Stated task:
Produce an exact transcription of the listing below, omitting the pictures.

Data tied to figure images
══════════════════════════════
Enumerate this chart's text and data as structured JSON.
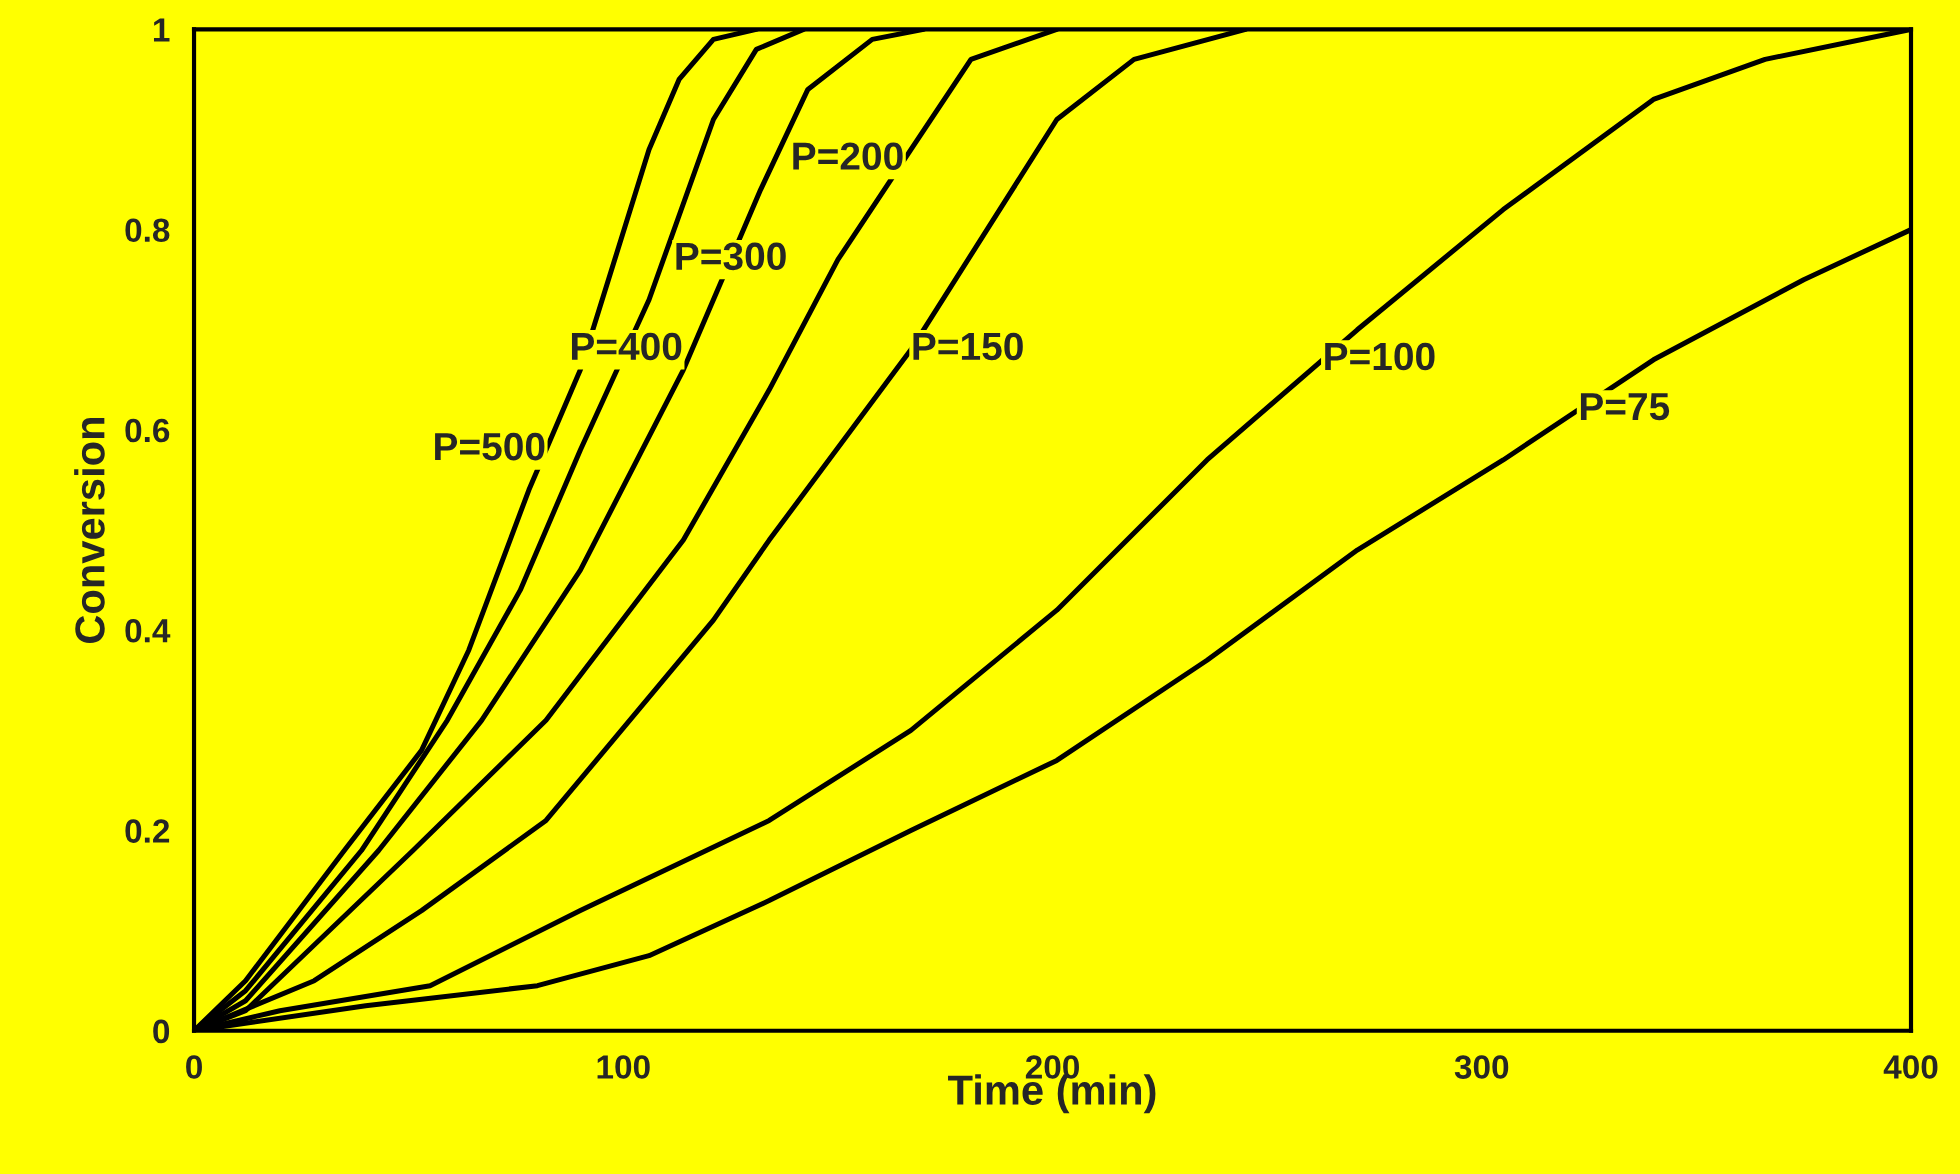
{
  "chart_data": {
    "type": "line",
    "xlabel": "Time (min)",
    "ylabel": "Conversion",
    "xlim": [
      0,
      400
    ],
    "xticks": [
      0,
      100,
      200,
      300,
      400
    ],
    "ylim": [
      0,
      1
    ],
    "yticks": [
      0,
      {
        "value": 0.2,
        "label": "0.2"
      },
      {
        "value": 0.4,
        "label": "0.4"
      },
      {
        "value": 0.6,
        "label": "0.6"
      },
      {
        "value": 0.8,
        "label": "0.8"
      },
      1
    ],
    "grid": false,
    "legend": false,
    "marker": "none",
    "line_style": "solid",
    "series": [
      {
        "name": "P=500",
        "color": "#000000",
        "x": [
          0,
          12,
          35,
          53,
          64,
          78,
          90,
          106,
          113,
          121,
          131
        ],
        "values": [
          0,
          0.05,
          0.18,
          0.28,
          0.38,
          0.54,
          0.66,
          0.88,
          0.95,
          0.99,
          1.0
        ]
      },
      {
        "name": "P=400",
        "color": "#000000",
        "x": [
          0,
          12,
          39,
          59,
          76,
          90,
          106,
          121,
          131,
          142
        ],
        "values": [
          0,
          0.04,
          0.18,
          0.31,
          0.44,
          0.58,
          0.73,
          0.91,
          0.98,
          1.0
        ]
      },
      {
        "name": "P=300",
        "color": "#000000",
        "x": [
          0,
          12,
          43,
          67,
          90,
          114,
          132,
          143,
          158,
          170
        ],
        "values": [
          0,
          0.03,
          0.18,
          0.31,
          0.46,
          0.66,
          0.84,
          0.94,
          0.99,
          1.0
        ]
      },
      {
        "name": "P=200",
        "color": "#000000",
        "x": [
          0,
          12,
          51,
          82,
          114,
          134,
          150,
          167,
          181,
          201
        ],
        "values": [
          0,
          0.02,
          0.18,
          0.31,
          0.49,
          0.64,
          0.77,
          0.88,
          0.97,
          1.0
        ]
      },
      {
        "name": "P=150",
        "color": "#000000",
        "x": [
          0,
          28,
          53,
          82,
          121,
          134,
          167,
          201,
          219,
          245
        ],
        "values": [
          0,
          0.05,
          0.12,
          0.21,
          0.41,
          0.49,
          0.68,
          0.91,
          0.97,
          1.0
        ]
      },
      {
        "name": "P=100",
        "color": "#000000",
        "x": [
          0,
          20,
          55,
          90,
          134,
          167,
          201,
          236,
          271,
          305,
          340,
          366,
          400
        ],
        "values": [
          0,
          0.02,
          0.045,
          0.12,
          0.21,
          0.3,
          0.42,
          0.57,
          0.7,
          0.82,
          0.93,
          0.97,
          1.0
        ]
      },
      {
        "name": "P=75",
        "color": "#000000",
        "x": [
          0,
          40,
          80,
          106,
          134,
          167,
          201,
          236,
          271,
          305,
          340,
          375,
          400
        ],
        "values": [
          0,
          0.025,
          0.045,
          0.075,
          0.13,
          0.2,
          0.27,
          0.37,
          0.48,
          0.57,
          0.67,
          0.75,
          0.8
        ]
      }
    ]
  }
}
══════════════════════════════
Finished task:
Enumerate this chart's text and data as structured JSON.
{
  "chart_data": {
    "type": "line",
    "xlabel": "Time (min)",
    "ylabel": "Conversion",
    "xlim": [
      0,
      400
    ],
    "xticks": [
      0,
      100,
      200,
      300,
      400
    ],
    "ylim": [
      0,
      1
    ],
    "yticks": [
      0,
      {
        "value": 0.2,
        "label": "0.2"
      },
      {
        "value": 0.4,
        "label": "0.4"
      },
      {
        "value": 0.6,
        "label": "0.6"
      },
      {
        "value": 0.8,
        "label": "0.8"
      },
      1
    ],
    "grid": false,
    "legend": false,
    "marker": "none",
    "line_style": "solid",
    "series": [
      {
        "name": "P=500",
        "color": "#000000",
        "x": [
          0,
          12,
          35,
          53,
          64,
          78,
          90,
          106,
          113,
          121,
          131
        ],
        "values": [
          0,
          0.05,
          0.18,
          0.28,
          0.38,
          0.54,
          0.66,
          0.88,
          0.95,
          0.99,
          1.0
        ]
      },
      {
        "name": "P=400",
        "color": "#000000",
        "x": [
          0,
          12,
          39,
          59,
          76,
          90,
          106,
          121,
          131,
          142
        ],
        "values": [
          0,
          0.04,
          0.18,
          0.31,
          0.44,
          0.58,
          0.73,
          0.91,
          0.98,
          1.0
        ]
      },
      {
        "name": "P=300",
        "color": "#000000",
        "x": [
          0,
          12,
          43,
          67,
          90,
          114,
          132,
          143,
          158,
          170
        ],
        "values": [
          0,
          0.03,
          0.18,
          0.31,
          0.46,
          0.66,
          0.84,
          0.94,
          0.99,
          1.0
        ]
      },
      {
        "name": "P=200",
        "color": "#000000",
        "x": [
          0,
          12,
          51,
          82,
          114,
          134,
          150,
          167,
          181,
          201
        ],
        "values": [
          0,
          0.02,
          0.18,
          0.31,
          0.49,
          0.64,
          0.77,
          0.88,
          0.97,
          1.0
        ]
      },
      {
        "name": "P=150",
        "color": "#000000",
        "x": [
          0,
          28,
          53,
          82,
          121,
          134,
          167,
          201,
          219,
          245
        ],
        "values": [
          0,
          0.05,
          0.12,
          0.21,
          0.41,
          0.49,
          0.68,
          0.91,
          0.97,
          1.0
        ]
      },
      {
        "name": "P=100",
        "color": "#000000",
        "x": [
          0,
          20,
          55,
          90,
          134,
          167,
          201,
          236,
          271,
          305,
          340,
          366,
          400
        ],
        "values": [
          0,
          0.02,
          0.045,
          0.12,
          0.21,
          0.3,
          0.42,
          0.57,
          0.7,
          0.82,
          0.93,
          0.97,
          1.0
        ]
      },
      {
        "name": "P=75",
        "color": "#000000",
        "x": [
          0,
          40,
          80,
          106,
          134,
          167,
          201,
          236,
          271,
          305,
          340,
          375,
          400
        ],
        "values": [
          0,
          0.025,
          0.045,
          0.075,
          0.13,
          0.2,
          0.27,
          0.37,
          0.48,
          0.57,
          0.67,
          0.75,
          0.8
        ]
      }
    ]
  }
}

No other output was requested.